DIRECTION
Transcribe all of the material exactly.

Data entries
========================================================================
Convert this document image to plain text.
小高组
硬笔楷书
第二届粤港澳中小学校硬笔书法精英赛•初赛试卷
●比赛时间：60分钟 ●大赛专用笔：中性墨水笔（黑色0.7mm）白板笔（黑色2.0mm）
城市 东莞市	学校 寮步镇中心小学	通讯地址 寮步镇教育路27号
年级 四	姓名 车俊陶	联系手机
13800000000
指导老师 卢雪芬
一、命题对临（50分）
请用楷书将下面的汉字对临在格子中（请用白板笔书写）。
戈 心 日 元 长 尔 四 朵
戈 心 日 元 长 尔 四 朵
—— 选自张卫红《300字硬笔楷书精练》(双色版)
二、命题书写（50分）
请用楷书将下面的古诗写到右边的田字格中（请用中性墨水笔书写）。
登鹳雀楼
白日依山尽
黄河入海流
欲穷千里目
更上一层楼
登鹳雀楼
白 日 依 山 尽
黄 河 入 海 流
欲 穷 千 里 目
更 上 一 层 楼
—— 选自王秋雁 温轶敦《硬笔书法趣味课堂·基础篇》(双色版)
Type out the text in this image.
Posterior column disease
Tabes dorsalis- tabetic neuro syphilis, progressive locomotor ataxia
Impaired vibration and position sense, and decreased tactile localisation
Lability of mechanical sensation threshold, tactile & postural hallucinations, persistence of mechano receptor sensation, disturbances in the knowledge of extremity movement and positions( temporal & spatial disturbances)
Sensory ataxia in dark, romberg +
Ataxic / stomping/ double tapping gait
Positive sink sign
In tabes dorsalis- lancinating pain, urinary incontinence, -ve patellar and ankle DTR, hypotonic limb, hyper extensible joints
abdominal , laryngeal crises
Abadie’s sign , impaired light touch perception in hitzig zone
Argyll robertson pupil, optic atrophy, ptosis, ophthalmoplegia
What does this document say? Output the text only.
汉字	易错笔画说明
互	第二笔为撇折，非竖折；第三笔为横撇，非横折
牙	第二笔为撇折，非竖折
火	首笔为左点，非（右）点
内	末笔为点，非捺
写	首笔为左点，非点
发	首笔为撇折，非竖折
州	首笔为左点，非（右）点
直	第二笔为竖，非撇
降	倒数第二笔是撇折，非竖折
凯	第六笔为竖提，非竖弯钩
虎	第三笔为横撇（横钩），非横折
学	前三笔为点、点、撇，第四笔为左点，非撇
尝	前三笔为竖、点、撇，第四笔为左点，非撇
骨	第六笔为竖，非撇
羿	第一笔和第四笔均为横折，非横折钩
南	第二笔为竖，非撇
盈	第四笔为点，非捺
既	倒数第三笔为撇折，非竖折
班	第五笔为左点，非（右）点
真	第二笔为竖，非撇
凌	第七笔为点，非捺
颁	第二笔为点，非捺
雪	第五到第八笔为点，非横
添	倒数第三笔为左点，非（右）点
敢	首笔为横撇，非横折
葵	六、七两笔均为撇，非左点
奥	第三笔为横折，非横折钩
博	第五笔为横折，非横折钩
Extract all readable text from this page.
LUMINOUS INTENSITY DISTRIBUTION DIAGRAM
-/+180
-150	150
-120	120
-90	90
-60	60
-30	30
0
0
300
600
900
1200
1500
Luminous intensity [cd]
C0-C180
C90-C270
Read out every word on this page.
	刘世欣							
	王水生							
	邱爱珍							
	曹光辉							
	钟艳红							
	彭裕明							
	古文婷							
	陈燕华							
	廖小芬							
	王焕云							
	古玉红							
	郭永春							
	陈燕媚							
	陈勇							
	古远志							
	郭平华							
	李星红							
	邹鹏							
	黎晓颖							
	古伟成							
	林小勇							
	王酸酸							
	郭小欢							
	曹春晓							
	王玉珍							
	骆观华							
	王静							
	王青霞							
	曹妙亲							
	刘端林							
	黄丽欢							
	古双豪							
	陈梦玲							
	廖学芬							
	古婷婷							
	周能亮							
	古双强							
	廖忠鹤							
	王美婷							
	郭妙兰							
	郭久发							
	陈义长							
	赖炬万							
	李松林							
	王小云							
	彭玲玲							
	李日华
========================================================================
SOLUTION
Convert this document image to plain text.
小高组
硬笔楷书
第二届粤港澳中小学校硬笔书法精英赛•初赛试卷
●比赛时间：60分钟 ●大赛专用笔：中性墨水笔（黑色0.7mm）白板笔（黑色2.0mm）
城市 东莞市	学校 寮步镇中心小学	通讯地址 寮步镇教育路27号
年级 四	姓名 车俊陶	联系手机
13800000000
指导老师 卢雪芬
一、命题对临（50分）
请用楷书将下面的汉字对临在格子中（请用白板笔书写）。
戈 心 日 元 长 尔 四 朵
戈 心 日 元 长 尔 四 朵
—— 选自张卫红《300字硬笔楷书精练》(双色版)
二、命题书写（50分）
请用楷书将下面的古诗写到右边的田字格中（请用中性墨水笔书写）。
登鹳雀楼
白日依山尽
黄河入海流
欲穷千里目
更上一层楼
登鹳雀楼
白 日 依 山 尽
黄 河 入 海 流
欲 穷 千 里 目
更 上 一 层 楼
—— 选自王秋雁 温轶敦《硬笔书法趣味课堂·基础篇》(双色版)
Type out the text in this image.
Posterior column disease
Tabes dorsalis- tabetic neuro syphilis, progressive locomotor ataxia
Impaired vibration and position sense, and decreased tactile localisation
Lability of mechanical sensation threshold, tactile & postural hallucinations, persistence of mechano receptor sensation, disturbances in the knowledge of extremity movement and positions( temporal & spatial disturbances)
Sensory ataxia in dark, romberg +
Ataxic / stomping/ double tapping gait
Positive sink sign
In tabes dorsalis- lancinating pain, urinary incontinence, -ve patellar and ankle DTR, hypotonic limb, hyper extensible joints
abdominal , laryngeal crises
Abadie’s sign , impaired light touch perception in hitzig zone
Argyll robertson pupil, optic atrophy, ptosis, ophthalmoplegia
What does this document say? Output the text only.
汉字	易错笔画说明
互	第二笔为撇折，非竖折；第三笔为横撇，非横折
牙	第二笔为撇折，非竖折
火	首笔为左点，非（右）点
内	末笔为点，非捺
写	首笔为左点，非点
发	首笔为撇折，非竖折
州	首笔为左点，非（右）点
直	第二笔为竖，非撇
降	倒数第二笔是撇折，非竖折
凯	第六笔为竖提，非竖弯钩
虎	第三笔为横撇（横钩），非横折
学	前三笔为点、点、撇，第四笔为左点，非撇
尝	前三笔为竖、点、撇，第四笔为左点，非撇
骨	第六笔为竖，非撇
羿	第一笔和第四笔均为横折，非横折钩
南	第二笔为竖，非撇
盈	第四笔为点，非捺
既	倒数第三笔为撇折，非竖折
班	第五笔为左点，非（右）点
真	第二笔为竖，非撇
凌	第七笔为点，非捺
颁	第二笔为点，非捺
雪	第五到第八笔为点，非横
添	倒数第三笔为左点，非（右）点
敢	首笔为横撇，非横折
葵	六、七两笔均为撇，非左点
奥	第三笔为横折，非横折钩
博	第五笔为横折，非横折钩
Extract all readable text from this page.
LUMINOUS INTENSITY DISTRIBUTION DIAGRAM
-/+180
-150	150
-120	120
-90	90
-60	60
-30	30
0
0
300
600
900
1200
1500
Luminous intensity [cd]
C0-C180
C90-C270
Read out every word on this page.
	刘世欣							
	王水生							
	邱爱珍							
	曹光辉							
	钟艳红							
	彭裕明							
	古文婷							
	陈燕华							
	廖小芬							
	王焕云							
	古玉红							
	郭永春							
	陈燕媚							
	陈勇							
	古远志							
	郭平华							
	李星红							
	邹鹏							
	黎晓颖							
	古伟成							
	林小勇							
	王酸酸							
	郭小欢							
	曹春晓							
	王玉珍							
	骆观华							
	王静							
	王青霞							
	曹妙亲							
	刘端林							
	黄丽欢							
	古双豪							
	陈梦玲							
	廖学芬							
	古婷婷							
	周能亮							
	古双强							
	廖忠鹤							
	王美婷							
	郭妙兰							
	郭久发							
	陈义长							
	赖炬万							
	李松林							
	王小云							
	彭玲玲							
	李日华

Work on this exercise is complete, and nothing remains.